**REQUIREMENTS**
Copy every line of the records below where the word "Create" occurs.

**Extracted records**
========================================

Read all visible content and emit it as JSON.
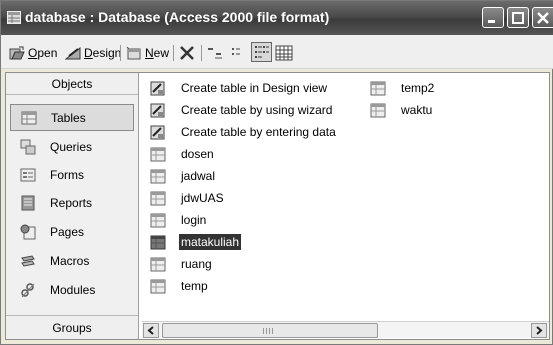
{
  "window": {
    "title": "database : Database (Access 2000 file format)"
  },
  "toolbar": {
    "open_label": "Open",
    "open_mnemonic": "O",
    "open_rest": "pen",
    "design_label": "Design",
    "design_mnemonic": "D",
    "design_rest": "esign",
    "new_label": "New",
    "new_mnemonic": "N",
    "new_rest": "ew"
  },
  "objects": {
    "header": "Objects",
    "items": [
      {
        "label": "Tables",
        "icon": "table-icon",
        "selected": true
      },
      {
        "label": "Queries",
        "icon": "query-icon",
        "selected": false
      },
      {
        "label": "Forms",
        "icon": "form-icon",
        "selected": false
      },
      {
        "label": "Reports",
        "icon": "report-icon",
        "selected": false
      },
      {
        "label": "Pages",
        "icon": "page-icon",
        "selected": false
      },
      {
        "label": "Macros",
        "icon": "macro-icon",
        "selected": false
      },
      {
        "label": "Modules",
        "icon": "module-icon",
        "selected": false
      }
    ],
    "groups_label": "Groups"
  },
  "list": {
    "column1": [
      {
        "label": "Create table in Design view",
        "icon": "wizard-icon"
      },
      {
        "label": "Create table by using wizard",
        "icon": "wizard-icon"
      },
      {
        "label": "Create table by entering data",
        "icon": "wizard-icon"
      },
      {
        "label": "dosen",
        "icon": "table-icon"
      },
      {
        "label": "jadwal",
        "icon": "table-icon"
      },
      {
        "label": "jdwUAS",
        "icon": "table-icon"
      },
      {
        "label": "login",
        "icon": "table-icon"
      },
      {
        "label": "matakuliah",
        "icon": "table-icon",
        "selected": true
      },
      {
        "label": "ruang",
        "icon": "table-icon"
      },
      {
        "label": "temp",
        "icon": "table-icon"
      }
    ],
    "column2": [
      {
        "label": "temp2",
        "icon": "table-icon"
      },
      {
        "label": "waktu",
        "icon": "table-icon"
      }
    ]
  },
  "colors": {
    "titlebar": "#4a4a4a",
    "selection": "#333333",
    "panel": "#f0f0f0"
  }
}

========================================

**THE REPLY**
        "label": "Create table in Design view",
        "label": "Create table by using wizard",
        "label": "Create table by entering data",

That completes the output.